(Source text)
━━━━━━━━━━

Targeting autophagy and angiogenesis pathways together by combining the VOR with HCQ and RGF may lead to enhanced efficacy. A Phase 1 study of RGF, HCQ, and entinostat (an HDAC inhibitor) in mCRC was conducted on the premise that HDAC-induced autophagy through epigenetic mechanisms would be blunted by HCQ’s lysosomal acidification and synergise with anti-angiogenic therapies [30]. The mPFS was 1.8 months, the mOS was 5.2 months, the combination was poorly tolerated, and no patient remained on study longer than 4 months [30]. The poor tolerability may be due to the combination of RGF with an HDAC inhibitor, as well the lack in efficacy may be the starting RGF dose was reduced to 80 mg after three patients discontinued therapy early due to fatigue or rash due to RGF [30]. Therefore, it may be more prudent to investigate the efficacy of RGF with the better-tolerated HDAC inhibitor, VOR, and HCQ in mCRC.

Given the activity of RGF, perhaps its combination with HCQ and immunotherapy may result in increased anti-tumour responses and clinical activity. HCQ has been added to immunotherapy and doublet chemotherapy in pancreatic cancer in a Phase 2 clinic trial; however, the study was terminated due to increased serious AEs (43%) (NCT03344172). However, HCQ was found to be safe and effective as a steroid-sparing agent for immune checkpoint inhibitor-induced inflammatory arthritis [31]. Thus, future studies of immunotherapy in CRC should explore the combination of immunotherapy and HCQ to enhance the anti-tumour immune effects as well as possibly blunt toxicity from immune-checkpoint inhibitors. Further, HCQ-based combination therapies may be an option for patients who have autoimmune diseases, for which there are contraindications to immune-checkpoint inhibitors.

━━━━━━━━━━

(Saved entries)

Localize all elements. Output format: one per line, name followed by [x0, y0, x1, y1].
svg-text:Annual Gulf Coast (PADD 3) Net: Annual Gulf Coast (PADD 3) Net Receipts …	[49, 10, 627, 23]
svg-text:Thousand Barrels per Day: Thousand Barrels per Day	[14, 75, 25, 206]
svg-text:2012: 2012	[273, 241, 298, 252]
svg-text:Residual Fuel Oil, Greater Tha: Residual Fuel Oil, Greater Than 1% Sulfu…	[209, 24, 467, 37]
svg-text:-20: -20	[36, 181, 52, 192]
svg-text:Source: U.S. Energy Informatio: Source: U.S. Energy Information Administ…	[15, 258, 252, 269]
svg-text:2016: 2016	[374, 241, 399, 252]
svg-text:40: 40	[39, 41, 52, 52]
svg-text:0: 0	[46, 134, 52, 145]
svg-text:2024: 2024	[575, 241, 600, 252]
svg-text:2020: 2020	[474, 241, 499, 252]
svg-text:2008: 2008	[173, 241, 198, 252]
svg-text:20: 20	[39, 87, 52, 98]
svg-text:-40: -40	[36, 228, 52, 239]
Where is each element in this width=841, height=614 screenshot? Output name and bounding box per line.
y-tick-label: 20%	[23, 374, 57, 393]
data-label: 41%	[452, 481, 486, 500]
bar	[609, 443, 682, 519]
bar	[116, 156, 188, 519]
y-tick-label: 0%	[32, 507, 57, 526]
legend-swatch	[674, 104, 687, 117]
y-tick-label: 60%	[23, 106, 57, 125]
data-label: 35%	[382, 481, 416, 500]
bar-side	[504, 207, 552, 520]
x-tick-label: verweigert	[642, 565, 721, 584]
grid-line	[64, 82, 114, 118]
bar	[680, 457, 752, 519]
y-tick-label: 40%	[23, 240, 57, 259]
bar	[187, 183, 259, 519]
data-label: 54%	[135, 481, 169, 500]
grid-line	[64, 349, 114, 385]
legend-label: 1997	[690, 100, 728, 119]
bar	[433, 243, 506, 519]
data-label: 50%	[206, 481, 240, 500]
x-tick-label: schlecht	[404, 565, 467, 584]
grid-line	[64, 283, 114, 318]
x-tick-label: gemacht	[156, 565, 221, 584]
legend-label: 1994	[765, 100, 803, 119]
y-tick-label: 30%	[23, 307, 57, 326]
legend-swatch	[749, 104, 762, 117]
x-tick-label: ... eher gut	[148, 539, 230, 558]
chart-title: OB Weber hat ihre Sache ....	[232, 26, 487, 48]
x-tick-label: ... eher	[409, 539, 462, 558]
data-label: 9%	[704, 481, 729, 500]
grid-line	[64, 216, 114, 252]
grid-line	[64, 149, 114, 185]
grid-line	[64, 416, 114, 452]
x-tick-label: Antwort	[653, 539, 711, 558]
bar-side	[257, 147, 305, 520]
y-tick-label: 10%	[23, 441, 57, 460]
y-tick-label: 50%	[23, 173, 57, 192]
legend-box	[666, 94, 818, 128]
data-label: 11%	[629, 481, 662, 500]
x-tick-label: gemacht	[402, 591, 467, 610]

━━━━━━━━━━

(Exercise 1) From the passage on HCQ combination therapy, above the lines, print the part starting with "Given the activity" and going on through "to immune-checkpoint inhibitors.".
(Exercise 2) According to the passage on HCQ combination therapy, why was the Phase 2 pancreatic cancer trial that added HCQ to immunotherapy and doublet chemotherapy terminated?

(Output 1)
Given the activity of RGF, perhaps its combination with HCQ and immunotherapy may result in increased anti-tumour responses and clinical activity. HCQ has been added to immunotherapy and doublet chemotherapy in pancreatic cancer in a Phase 2 clinic trial; however, the study was terminated due to increased serious AEs (43%) (NCT03344172). However, HCQ was found to be safe and effective as a steroid-sparing agent for immune checkpoint inhibitor-induced inflammatory arthritis [31]. Thus, future studies of immunotherapy in CRC should explore the combination of immunotherapy and HCQ to enhance the anti-tumour immune effects as well as possibly blunt toxicity from immune-checkpoint inhibitors. Further, HCQ-based combination therapies may be an option for patients who have autoimmune diseases, for which there are contraindications to immune-checkpoint inhibitors.

(Output 2) It was terminated due to increased serious AEs (43%).